Raw records:
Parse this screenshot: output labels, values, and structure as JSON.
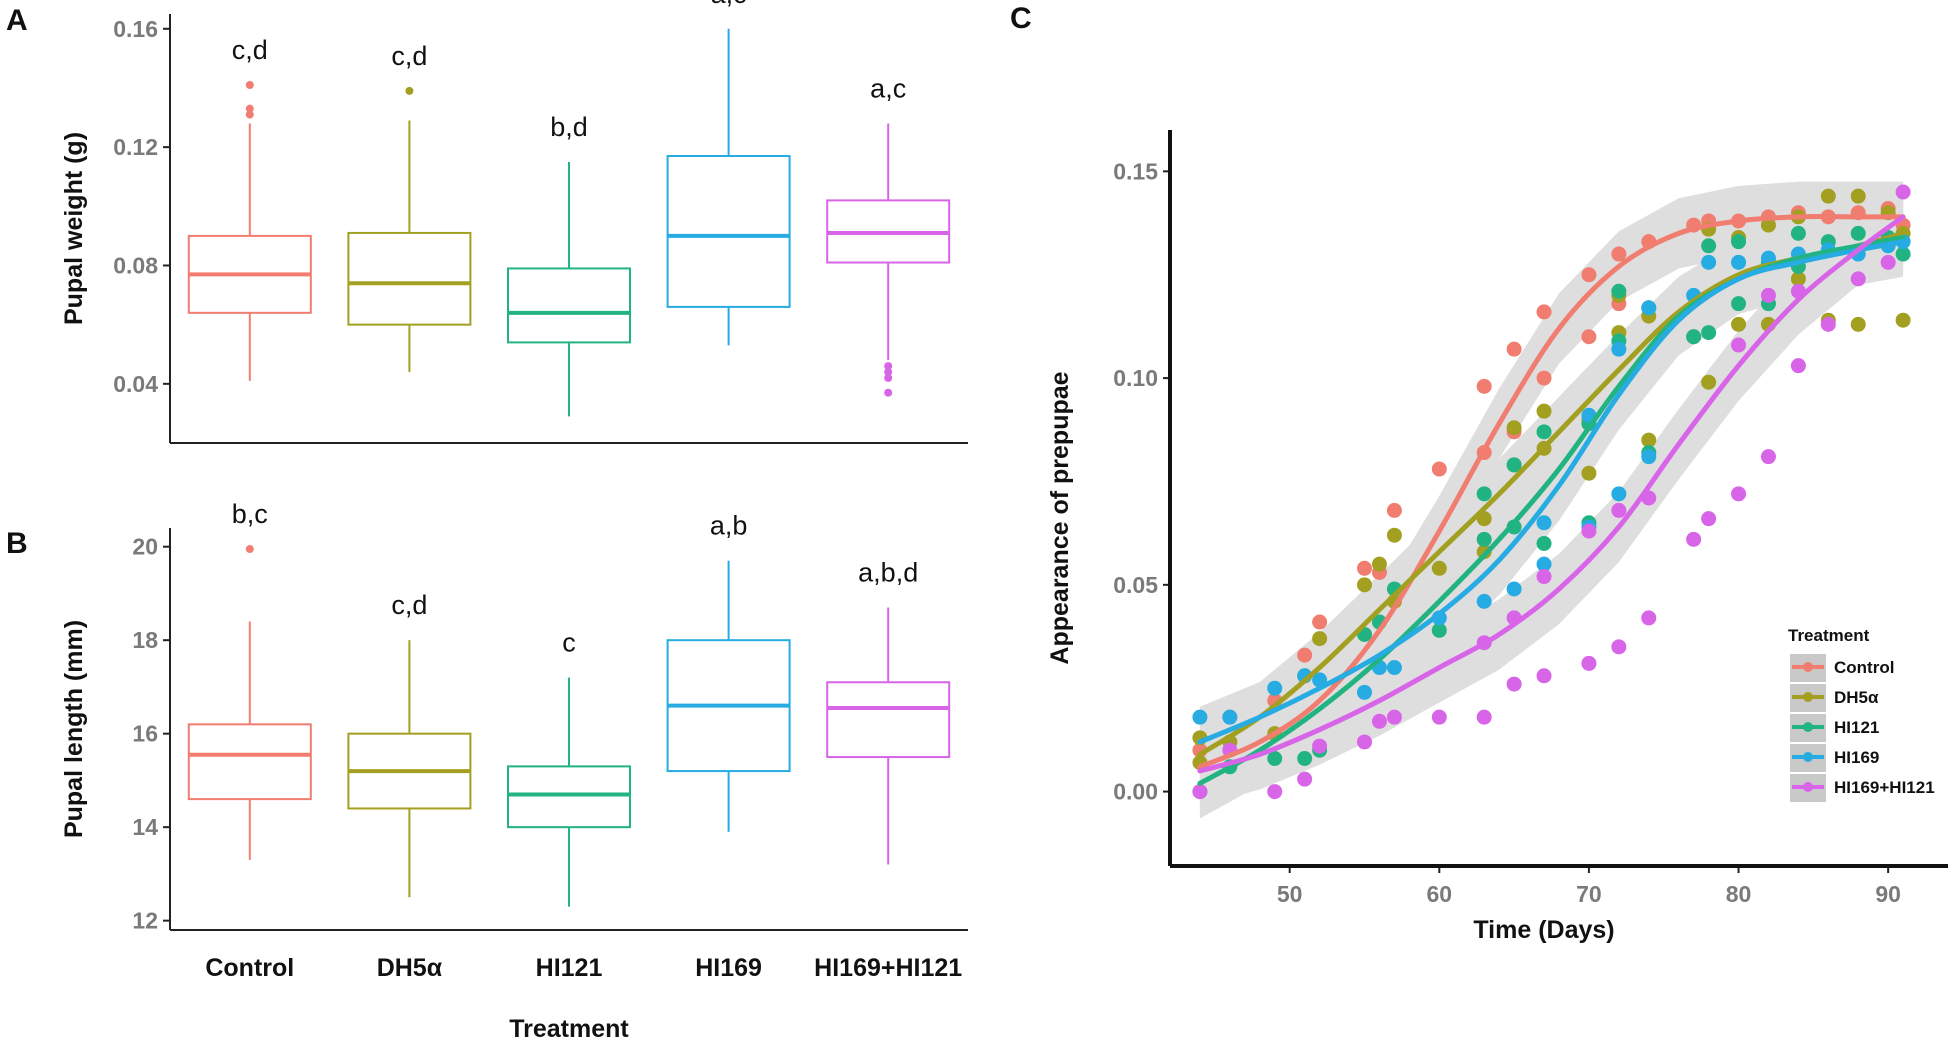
{
  "chart_data": [
    {
      "type": "box",
      "panel_label": "A",
      "ylabel": "Pupal weight (g)",
      "ylim": [
        0.02,
        0.165
      ],
      "yticks": [
        "0.04",
        "0.08",
        "0.12",
        "0.16"
      ],
      "categories": [
        "Control",
        "DH5α",
        "HI121",
        "HI169",
        "HI169+HI121"
      ],
      "colors": [
        "#f07d70",
        "#a3a021",
        "#22b383",
        "#26ace2",
        "#d864e8"
      ],
      "boxes": [
        {
          "min": 0.041,
          "q1": 0.064,
          "median": 0.077,
          "q3": 0.09,
          "max": 0.128,
          "outliers": [
            0.131,
            0.133,
            0.141
          ],
          "letters": "c,d"
        },
        {
          "min": 0.044,
          "q1": 0.06,
          "median": 0.074,
          "q3": 0.091,
          "max": 0.129,
          "outliers": [
            0.139
          ],
          "letters": "c,d"
        },
        {
          "min": 0.029,
          "q1": 0.054,
          "median": 0.064,
          "q3": 0.079,
          "max": 0.115,
          "outliers": [],
          "letters": "b,d"
        },
        {
          "min": 0.053,
          "q1": 0.066,
          "median": 0.09,
          "q3": 0.117,
          "max": 0.16,
          "outliers": [],
          "letters": "a,c"
        },
        {
          "min": 0.048,
          "q1": 0.081,
          "median": 0.091,
          "q3": 0.102,
          "max": 0.128,
          "outliers": [
            0.037,
            0.042,
            0.044,
            0.046
          ],
          "letters": "a,c"
        }
      ]
    },
    {
      "type": "box",
      "panel_label": "B",
      "ylabel": "Pupal length (mm)",
      "ylim": [
        11.8,
        20.4
      ],
      "yticks": [
        "12",
        "14",
        "16",
        "18",
        "20"
      ],
      "xlabel": "Treatment",
      "categories": [
        "Control",
        "DH5α",
        "HI121",
        "HI169",
        "HI169+HI121"
      ],
      "colors": [
        "#f07d70",
        "#a3a021",
        "#22b383",
        "#26ace2",
        "#d864e8"
      ],
      "boxes": [
        {
          "min": 13.3,
          "q1": 14.6,
          "median": 15.55,
          "q3": 16.2,
          "max": 18.4,
          "outliers": [
            19.95
          ],
          "letters": "b,c"
        },
        {
          "min": 12.5,
          "q1": 14.4,
          "median": 15.2,
          "q3": 16.0,
          "max": 18.0,
          "outliers": [],
          "letters": "c,d"
        },
        {
          "min": 12.3,
          "q1": 14.0,
          "median": 14.7,
          "q3": 15.3,
          "max": 17.2,
          "outliers": [],
          "letters": "c"
        },
        {
          "min": 13.9,
          "q1": 15.2,
          "median": 16.6,
          "q3": 18.0,
          "max": 19.7,
          "outliers": [],
          "letters": "a,b"
        },
        {
          "min": 13.2,
          "q1": 15.5,
          "median": 16.55,
          "q3": 17.1,
          "max": 18.7,
          "outliers": [],
          "letters": "a,b,d"
        }
      ]
    },
    {
      "type": "scatter",
      "panel_label": "C",
      "xlabel": "Time (Days)",
      "ylabel": "Appearance of prepupae",
      "xlim": [
        42,
        94
      ],
      "ylim": [
        -0.018,
        0.16
      ],
      "xticks": [
        "50",
        "60",
        "70",
        "80",
        "90"
      ],
      "yticks": [
        "0.00",
        "0.05",
        "0.10",
        "0.15"
      ],
      "legend_title": "Treatment",
      "legend_position": "bottom-right",
      "series": [
        {
          "name": "Control",
          "color": "#f07d70",
          "points": [
            [
              44,
              0.01
            ],
            [
              46,
              0.018
            ],
            [
              49,
              0.022
            ],
            [
              51,
              0.033
            ],
            [
              52,
              0.041
            ],
            [
              55,
              0.054
            ],
            [
              56,
              0.053
            ],
            [
              57,
              0.068
            ],
            [
              60,
              0.078
            ],
            [
              63,
              0.098
            ],
            [
              63,
              0.082
            ],
            [
              65,
              0.107
            ],
            [
              65,
              0.087
            ],
            [
              67,
              0.116
            ],
            [
              67,
              0.1
            ],
            [
              70,
              0.125
            ],
            [
              70,
              0.11
            ],
            [
              72,
              0.13
            ],
            [
              72,
              0.118
            ],
            [
              74,
              0.133
            ],
            [
              77,
              0.137
            ],
            [
              78,
              0.138
            ],
            [
              80,
              0.138
            ],
            [
              82,
              0.139
            ],
            [
              84,
              0.14
            ],
            [
              86,
              0.139
            ],
            [
              88,
              0.14
            ],
            [
              90,
              0.141
            ],
            [
              91,
              0.137
            ]
          ],
          "curve": [
            [
              44,
              0.006
            ],
            [
              48,
              0.012
            ],
            [
              52,
              0.022
            ],
            [
              56,
              0.039
            ],
            [
              60,
              0.063
            ],
            [
              64,
              0.089
            ],
            [
              68,
              0.112
            ],
            [
              72,
              0.127
            ],
            [
              76,
              0.135
            ],
            [
              80,
              0.138
            ],
            [
              84,
              0.139
            ],
            [
              88,
              0.139
            ],
            [
              91,
              0.139
            ]
          ]
        },
        {
          "name": "DH5α",
          "color": "#a3a021",
          "points": [
            [
              44,
              0.007
            ],
            [
              44,
              0.013
            ],
            [
              46,
              0.012
            ],
            [
              49,
              0.014
            ],
            [
              51,
              0.028
            ],
            [
              52,
              0.037
            ],
            [
              55,
              0.05
            ],
            [
              56,
              0.055
            ],
            [
              57,
              0.062
            ],
            [
              57,
              0.046
            ],
            [
              60,
              0.054
            ],
            [
              63,
              0.066
            ],
            [
              63,
              0.058
            ],
            [
              65,
              0.088
            ],
            [
              65,
              0.079
            ],
            [
              67,
              0.092
            ],
            [
              67,
              0.083
            ],
            [
              70,
              0.077
            ],
            [
              70,
              0.09
            ],
            [
              72,
              0.12
            ],
            [
              72,
              0.111
            ],
            [
              74,
              0.085
            ],
            [
              74,
              0.115
            ],
            [
              77,
              0.11
            ],
            [
              78,
              0.099
            ],
            [
              78,
              0.136
            ],
            [
              80,
              0.134
            ],
            [
              80,
              0.113
            ],
            [
              82,
              0.137
            ],
            [
              82,
              0.113
            ],
            [
              84,
              0.139
            ],
            [
              84,
              0.124
            ],
            [
              86,
              0.144
            ],
            [
              86,
              0.114
            ],
            [
              88,
              0.144
            ],
            [
              88,
              0.113
            ],
            [
              90,
              0.14
            ],
            [
              91,
              0.114
            ],
            [
              91,
              0.135
            ]
          ],
          "curve": [
            [
              44,
              0.009
            ],
            [
              48,
              0.018
            ],
            [
              52,
              0.03
            ],
            [
              56,
              0.044
            ],
            [
              60,
              0.058
            ],
            [
              64,
              0.072
            ],
            [
              68,
              0.087
            ],
            [
              72,
              0.102
            ],
            [
              76,
              0.116
            ],
            [
              80,
              0.125
            ],
            [
              84,
              0.129
            ],
            [
              88,
              0.132
            ],
            [
              91,
              0.135
            ]
          ]
        },
        {
          "name": "HI121",
          "color": "#22b383",
          "points": [
            [
              44,
              0.0
            ],
            [
              46,
              0.006
            ],
            [
              49,
              0.008
            ],
            [
              51,
              0.008
            ],
            [
              52,
              0.01
            ],
            [
              55,
              0.038
            ],
            [
              56,
              0.041
            ],
            [
              57,
              0.049
            ],
            [
              60,
              0.039
            ],
            [
              63,
              0.061
            ],
            [
              63,
              0.072
            ],
            [
              65,
              0.064
            ],
            [
              65,
              0.079
            ],
            [
              67,
              0.06
            ],
            [
              67,
              0.087
            ],
            [
              70,
              0.065
            ],
            [
              70,
              0.089
            ],
            [
              72,
              0.121
            ],
            [
              72,
              0.109
            ],
            [
              74,
              0.082
            ],
            [
              74,
              0.117
            ],
            [
              77,
              0.11
            ],
            [
              78,
              0.132
            ],
            [
              78,
              0.111
            ],
            [
              80,
              0.133
            ],
            [
              80,
              0.118
            ],
            [
              82,
              0.128
            ],
            [
              82,
              0.118
            ],
            [
              84,
              0.135
            ],
            [
              84,
              0.127
            ],
            [
              86,
              0.133
            ],
            [
              88,
              0.135
            ],
            [
              90,
              0.134
            ],
            [
              91,
              0.13
            ]
          ],
          "curve": [
            [
              44,
              0.002
            ],
            [
              48,
              0.01
            ],
            [
              52,
              0.02
            ],
            [
              56,
              0.032
            ],
            [
              60,
              0.046
            ],
            [
              64,
              0.061
            ],
            [
              68,
              0.078
            ],
            [
              72,
              0.098
            ],
            [
              76,
              0.115
            ],
            [
              80,
              0.124
            ],
            [
              84,
              0.129
            ],
            [
              88,
              0.132
            ],
            [
              91,
              0.134
            ]
          ]
        },
        {
          "name": "HI169",
          "color": "#26ace2",
          "points": [
            [
              44,
              0.018
            ],
            [
              46,
              0.018
            ],
            [
              49,
              0.025
            ],
            [
              51,
              0.028
            ],
            [
              52,
              0.027
            ],
            [
              55,
              0.024
            ],
            [
              56,
              0.03
            ],
            [
              57,
              0.03
            ],
            [
              60,
              0.042
            ],
            [
              63,
              0.046
            ],
            [
              65,
              0.049
            ],
            [
              67,
              0.055
            ],
            [
              67,
              0.065
            ],
            [
              70,
              0.091
            ],
            [
              70,
              0.064
            ],
            [
              72,
              0.107
            ],
            [
              72,
              0.072
            ],
            [
              74,
              0.081
            ],
            [
              74,
              0.117
            ],
            [
              77,
              0.12
            ],
            [
              78,
              0.128
            ],
            [
              80,
              0.128
            ],
            [
              82,
              0.129
            ],
            [
              84,
              0.13
            ],
            [
              86,
              0.131
            ],
            [
              88,
              0.13
            ],
            [
              90,
              0.132
            ],
            [
              91,
              0.133
            ]
          ],
          "curve": [
            [
              44,
              0.012
            ],
            [
              48,
              0.018
            ],
            [
              52,
              0.025
            ],
            [
              56,
              0.033
            ],
            [
              60,
              0.043
            ],
            [
              64,
              0.056
            ],
            [
              68,
              0.074
            ],
            [
              72,
              0.096
            ],
            [
              76,
              0.114
            ],
            [
              80,
              0.124
            ],
            [
              84,
              0.128
            ],
            [
              88,
              0.131
            ],
            [
              91,
              0.133
            ]
          ]
        },
        {
          "name": "HI169+HI121",
          "color": "#d864e8",
          "points": [
            [
              44,
              0.0
            ],
            [
              46,
              0.01
            ],
            [
              49,
              0.0
            ],
            [
              51,
              0.003
            ],
            [
              52,
              0.011
            ],
            [
              55,
              0.012
            ],
            [
              56,
              0.017
            ],
            [
              57,
              0.018
            ],
            [
              60,
              0.018
            ],
            [
              63,
              0.036
            ],
            [
              63,
              0.018
            ],
            [
              65,
              0.026
            ],
            [
              65,
              0.042
            ],
            [
              67,
              0.052
            ],
            [
              67,
              0.028
            ],
            [
              70,
              0.063
            ],
            [
              70,
              0.031
            ],
            [
              72,
              0.068
            ],
            [
              72,
              0.035
            ],
            [
              74,
              0.042
            ],
            [
              74,
              0.071
            ],
            [
              77,
              0.061
            ],
            [
              78,
              0.066
            ],
            [
              80,
              0.072
            ],
            [
              80,
              0.108
            ],
            [
              82,
              0.081
            ],
            [
              82,
              0.12
            ],
            [
              84,
              0.103
            ],
            [
              84,
              0.121
            ],
            [
              86,
              0.113
            ],
            [
              88,
              0.124
            ],
            [
              90,
              0.128
            ],
            [
              91,
              0.145
            ]
          ],
          "curve": [
            [
              44,
              0.005
            ],
            [
              48,
              0.009
            ],
            [
              52,
              0.015
            ],
            [
              56,
              0.022
            ],
            [
              60,
              0.03
            ],
            [
              64,
              0.038
            ],
            [
              68,
              0.049
            ],
            [
              72,
              0.064
            ],
            [
              76,
              0.084
            ],
            [
              80,
              0.103
            ],
            [
              84,
              0.119
            ],
            [
              88,
              0.131
            ],
            [
              91,
              0.139
            ]
          ]
        }
      ]
    }
  ]
}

Brief: Find every line in the records above that holds the word "Pupal", and copy each one.

Final result:
      "ylabel": "Pupal weight (g)",
      "ylabel": "Pupal length (mm)",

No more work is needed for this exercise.